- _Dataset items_
□ □ □ □

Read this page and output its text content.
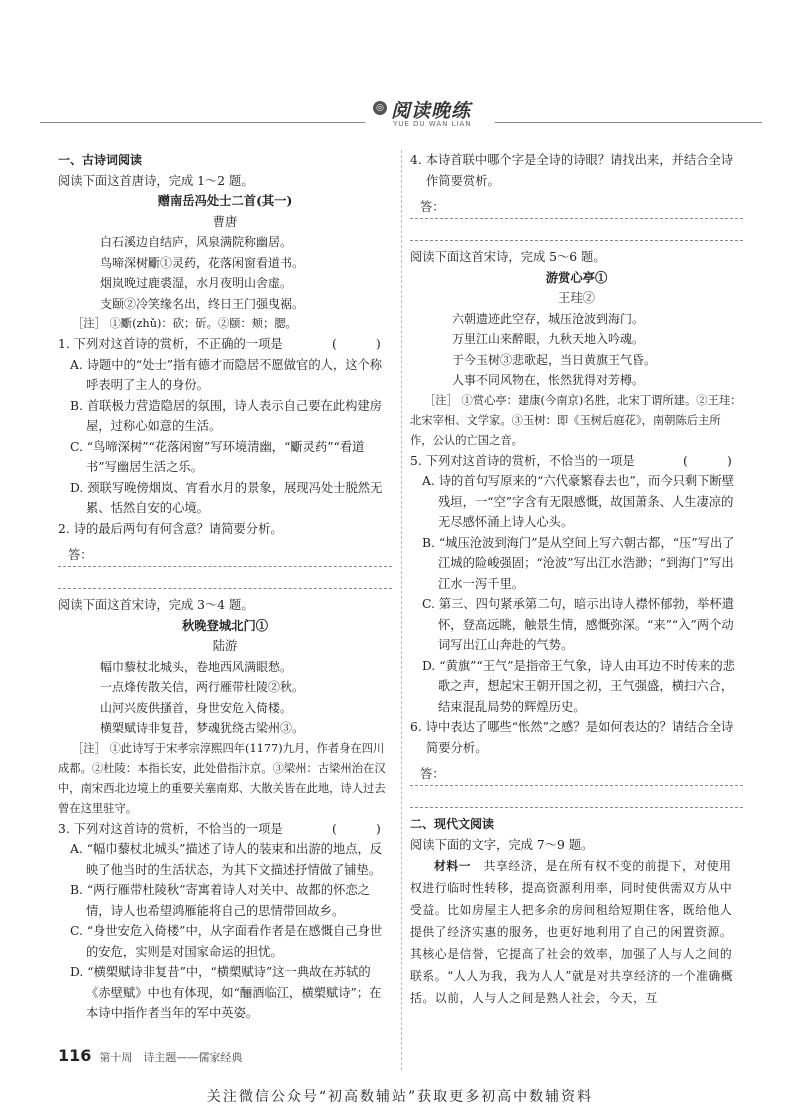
◎ 阅读晚练
YUE DU WAN LIAN
一、古诗词阅读
阅读下面这首唐诗，完成 1～2 题。
赠南岳冯处士二首(其一)
曹唐
白石溪边自结庐，风泉满院称幽居。
鸟啼深树斸①灵药，花落闲窗看道书。
烟岚晚过鹿裘湿，水月夜明山舍虚。
支颐②冷笑缘名出，终日王门强曳裾。
［注］ ①斸(zhǔ)：砍；斫。②颐：颊；腮。
1. 下列对这首诗的赏析，不正确的一项是
( )
A. 诗题中的“处士”指有德才而隐居不愿做官的人，这个称呼表明了主人的身份。
B. 首联极力营造隐居的氛围，诗人表示自己要在此构建房屋，过称心如意的生活。
C. “鸟啼深树”“花落闲窗”写环境清幽，“斸灵药”“看道书”写幽居生活之乐。
D. 颈联写晚傍烟岚、宵看水月的景象，展现冯处士脱然无累、恬然自安的心境。
2. 诗的最后两句有何含意？请简要分析。
答：
阅读下面这首宋诗，完成 3～4 题。
秋晚登城北门①
陆游
幅巾藜杖北城头，卷地西风满眼愁。
一点烽传散关信，两行雁带杜陵②秋。
山河兴废供搔首，身世安危入倚楼。
横槊赋诗非复昔，梦魂犹绕古梁州③。
［注］ ①此诗写于宋孝宗淳熙四年(1177)九月，作者身在四川成都。②杜陵：本指长安，此处借指汴京。③梁州：古梁州治在汉中，南宋西北边境上的重要关塞南郑、大散关皆在此地，诗人过去曾在这里驻守。
3. 下列对这首诗的赏析，不恰当的一项是
( )
A. “幅巾藜杖北城头”描述了诗人的装束和出游的地点，反映了他当时的生活状态，为其下文描述抒情做了铺垫。
B. “两行雁带杜陵秋”寄寓着诗人对关中、故都的怀恋之情，诗人也希望鸿雁能将自己的思情带回故乡。
C. “身世安危入倚楼”中，从字面看作者是在感慨自己身世的安危，实则是对国家命运的担忧。
D. “横槊赋诗非复昔”中，“横槊赋诗”这一典故在苏轼的《赤壁赋》中也有体现，如“酾酒临江，横槊赋诗”；在本诗中指作者当年的军中英姿。
4. 本诗首联中哪个字是全诗的诗眼？请找出来，并结合全诗作简要赏析。
答：
阅读下面这首宋诗，完成 5～6 题。
游赏心亭①
王珪②
六朝遗迹此空存，城压沧波到海门。
万里江山来醉眼，九秋天地入吟魂。
于今玉树③悲歌起，当日黄旗王气昏。
人事不同风物在，怅然犹得对芳樽。
［注］ ①赏心亭：建康(今南京)名胜，北宋丁谓所建。②王珪：北宋宰相、文学家。③玉树：即《玉树后庭花》，南朝陈后主所作，公认的亡国之音。
5. 下列对这首诗的赏析，不恰当的一项是
( )
A. 诗的首句写原来的“六代豪繁春去也”，而今只剩下断壁残垣，一“空”字含有无限感慨，故国萧条、人生凄凉的无尽感怀涌上诗人心头。
B. “城压沧波到海门”是从空间上写六朝古都，“压”写出了江城的险峻强固；“沧波”写出江水浩渺；“到海门”写出江水一泻千里。
C. 第三、四句紧承第二句，暗示出诗人襟怀郁勃，举杯遣怀，登高远眺，触景生情，感慨弥深。“来”“入”两个动词写出江山奔赴的气势。
D. “黄旗”“王气”是指帝王气象，诗人由耳边不时传来的悲歌之声，想起宋王朝开国之初，王气强盛，横扫六合，结束混乱局势的辉煌历史。
6. 诗中表达了哪些“怅然”之感？是如何表达的？请结合全诗简要分析。
答：
二、现代文阅读
阅读下面的文字，完成 7～9 题。
材料一　 共享经济，是在所有权不变的前提下，对使用权进行临时性转移，提高资源利用率，同时使供需双方从中受益。比如房屋主人把多余的房间租给短期住客，既给他人提供了经济实惠的服务，也更好地利用了自己的闲置资源。其核心是信誉，它提高了社会的效率，加强了人与人之间的联系。“人人为我，我为人人”就是对共享经济的一个准确概括。以前，人与人之间是熟人社会，今天，互
116 第十周　诗主题——儒家经典
关注微信公众号“初高数辅站”获取更多初高中数辅资料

□ □ □ □

Copy every line of the records above that holds the word "不恰当的一项是".

- _In response_
3. 下列对这首诗的赏析，不恰当的一项是
5. 下列对这首诗的赏析，不恰当的一项是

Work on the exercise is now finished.